> _Document excerpt_
The State argues that this should be the last step in the inquiry and that the Double Jeopardy Clause permits successive prosecutions whenever the offenses charged satisfy the Blockburger test. We disagree. The Double Jeopardy Clause embodies three protections: “It protects against a second prosecution for the same offense after acquittal. It protects against a second prosecution for the same offense after conviction. And it protects against multiple punishments for the same offense.” North Carolina v. Pearce, 395 U. S. 711, 717 (1969) (footnotes omitted). The Blockburger test was developed “in the context of multiple punishments imposed in a single prosecution.” Garrett v. United States, 471 U. S. 773, 778 (1985). In that context, “the Double Jeopardy Clause does no more than prevent the sentencing court *517from prescribing greater punishment than the legislature intended.” Missouri v. Hunter, 459 U. S. 359, 366 (1983). See also Brown, supra, at 165. The Blockburger test is simply a “rule of statutory construction,” a guide to determining whether the legislature intended multiple punishments.8 Hunter, supra, at 366.
*518Successive prosecutions, however, whether following acquittals or convictions,9 raise concerns that extend beyond merely the possibility of an enhanced sentence:
“The underlying idea, one that is deeply ingrained in at least the Anglo-American system of jurisprudence, is that the State with all its resources and power should not be allowed to make repeated attempts to convict an individual for an alleged offense, thereby subjecting him to embarrassment, expense and ordeal and compelling him to live in a continuing state of anxiety and insecurity ____” Green v. United States, 355 U. S. 184, 187 (1957).
Multiple prosecutions also give the State an opportunity to rehearse its presentation of proof, thus increasing the risk of an erroneous conviction for one or more of the offenses charged. See, e. g., Tibbs v. Florida, 457 U. S. 31, 41 (1982) (noting that the Double Jeopardy Clause “prevents the State from honing its trial strategies and perfecting its evidence through successive attempts at conviction”); Ashe v. Swenson, 397 U. S. 436, 447 (1970) (the State conceded that, after the defendant was acquitted in one trial, the prosecutor did, at a subsequent trial, “what every good attorney would do-he refined his presentation in light of the turn of events at the first trial”); Hoag v. New Jersey, 356 U. S. 464 (1958) (after an alleged robber was acquitted, the State altered its presen*519tation of proof in a subsequent, related trial-calling only the witness who had testified most favorably in the first trial- and obtained a conviction). Even when a State can bring multiple charges against an individual under Blockburger, a tremendous additional burden is placed on that defendant if he must face each of the charges in a separate proceeding.

> _Task goal_
Can you continue the court opinion on double jeopardy and successive prosecutions, starting after its last sentence? You won't need the records that come next.

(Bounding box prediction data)
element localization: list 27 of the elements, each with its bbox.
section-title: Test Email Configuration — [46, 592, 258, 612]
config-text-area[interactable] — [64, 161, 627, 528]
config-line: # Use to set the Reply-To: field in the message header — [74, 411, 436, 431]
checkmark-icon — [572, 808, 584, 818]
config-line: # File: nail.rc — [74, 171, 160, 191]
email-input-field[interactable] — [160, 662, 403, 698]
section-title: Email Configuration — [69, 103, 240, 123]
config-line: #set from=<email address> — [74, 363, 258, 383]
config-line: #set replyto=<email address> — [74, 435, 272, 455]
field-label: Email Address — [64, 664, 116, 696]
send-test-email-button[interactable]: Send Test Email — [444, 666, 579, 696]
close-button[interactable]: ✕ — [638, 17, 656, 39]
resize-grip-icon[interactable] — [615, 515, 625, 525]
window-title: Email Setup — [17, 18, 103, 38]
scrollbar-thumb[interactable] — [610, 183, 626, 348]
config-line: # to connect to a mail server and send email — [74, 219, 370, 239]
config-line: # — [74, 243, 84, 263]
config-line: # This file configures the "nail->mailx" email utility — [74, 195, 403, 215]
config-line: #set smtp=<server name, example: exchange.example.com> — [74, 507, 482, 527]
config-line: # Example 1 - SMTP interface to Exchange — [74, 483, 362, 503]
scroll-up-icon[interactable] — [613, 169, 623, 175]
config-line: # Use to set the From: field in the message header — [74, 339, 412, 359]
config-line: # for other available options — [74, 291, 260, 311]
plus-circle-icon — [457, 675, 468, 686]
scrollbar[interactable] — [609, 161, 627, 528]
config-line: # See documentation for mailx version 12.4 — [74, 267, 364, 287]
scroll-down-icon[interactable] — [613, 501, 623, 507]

> _Exercise result_
Because of these independent concerns, we have not relied exclusively on the Blockburger test to vindicate the Double Jeopardy Clause’s protection against multiple prosecutions. As we stated in Brown v. Ohio:
“The Blockburger test is not the only standard for determining whether successive prosecutions impermissibly involve the same offense. Even if two offenses are sufficiently different to permit the imposition of consecutive sentences, successive prosecutions will be barred in some circumstances where the second prosecution requires the relitigation of factual issues already resolved by the first.” 432 U. S., at 166-167, n. 6.
Justice Powell, writing for the Court in Brown, provided two examples. In Ashe v. Swenson, supra, the Court had held that the Double Jeopardy Clause barred a prosecution for robbing a participant in a poker game because the defendant’s acquittal in a previous trial for robbing a different participant in the same poker game had conclusively established that he was not present at the robbery. In In re Nielsen, 131 U. S. 176 (1889), the Court had held that a conviction for cohabiting with two wives over a 214-year period barred a subsequent prosecution for adultery with one of the wives on the day following the end of that period. Although application of the Blockburger test would have permitted the imposition of consecutive sentences in both cases, the Double Jeopardy Clause nonetheless barred these successive prosecutions. Brown, supra, at 166-167, n. 6.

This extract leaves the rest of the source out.